● EXERCISE PROMPT
Type out the complete listing below word for word, without its pictures.

--- START OF SUPPLIED RECORDS ---

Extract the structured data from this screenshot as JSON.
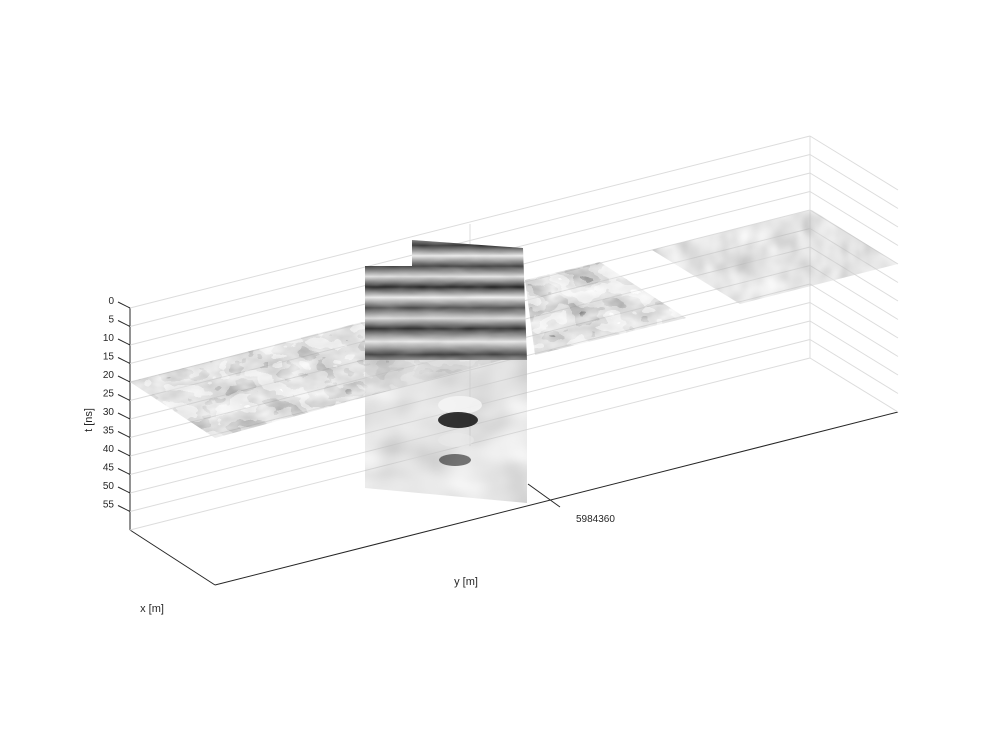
{
  "chart_data": {
    "type": "3d-slice",
    "title": "",
    "xlabel": "x [m]",
    "ylabel": "y [m]",
    "zlabel": "t [ns]",
    "z_ticks": [
      "0",
      "5",
      "10",
      "15",
      "20",
      "25",
      "30",
      "35",
      "40",
      "45",
      "50",
      "55"
    ],
    "z_range": [
      0,
      60
    ],
    "y_ticks": [
      "5984360"
    ],
    "grid": true,
    "colormap": "gray",
    "slices": [
      {
        "orientation": "horizontal",
        "t": 23
      },
      {
        "orientation": "vertical"
      }
    ]
  }
}
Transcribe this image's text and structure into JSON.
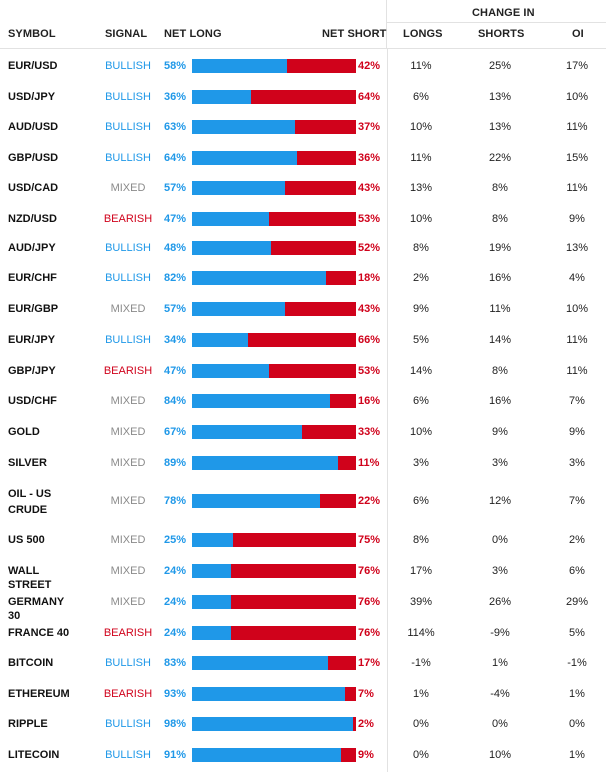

--- END OF SUPPLIED RECORDS ---

● TASK SOLUTION
Extract the structured data from this screenshot as JSON.
{
  "chart_data": {
    "type": "3d-slice",
    "title": "",
    "xlabel": "x [m]",
    "ylabel": "y [m]",
    "zlabel": "t [ns]",
    "z_ticks": [
      "0",
      "5",
      "10",
      "15",
      "20",
      "25",
      "30",
      "35",
      "40",
      "45",
      "50",
      "55"
    ],
    "z_range": [
      0,
      60
    ],
    "y_ticks": [
      "5984360"
    ],
    "grid": true,
    "colormap": "gray",
    "slices": [
      {
        "orientation": "horizontal",
        "t": 23
      },
      {
        "orientation": "vertical"
      }
    ]
  }
}
Transcribe this image's text and structure into JSON.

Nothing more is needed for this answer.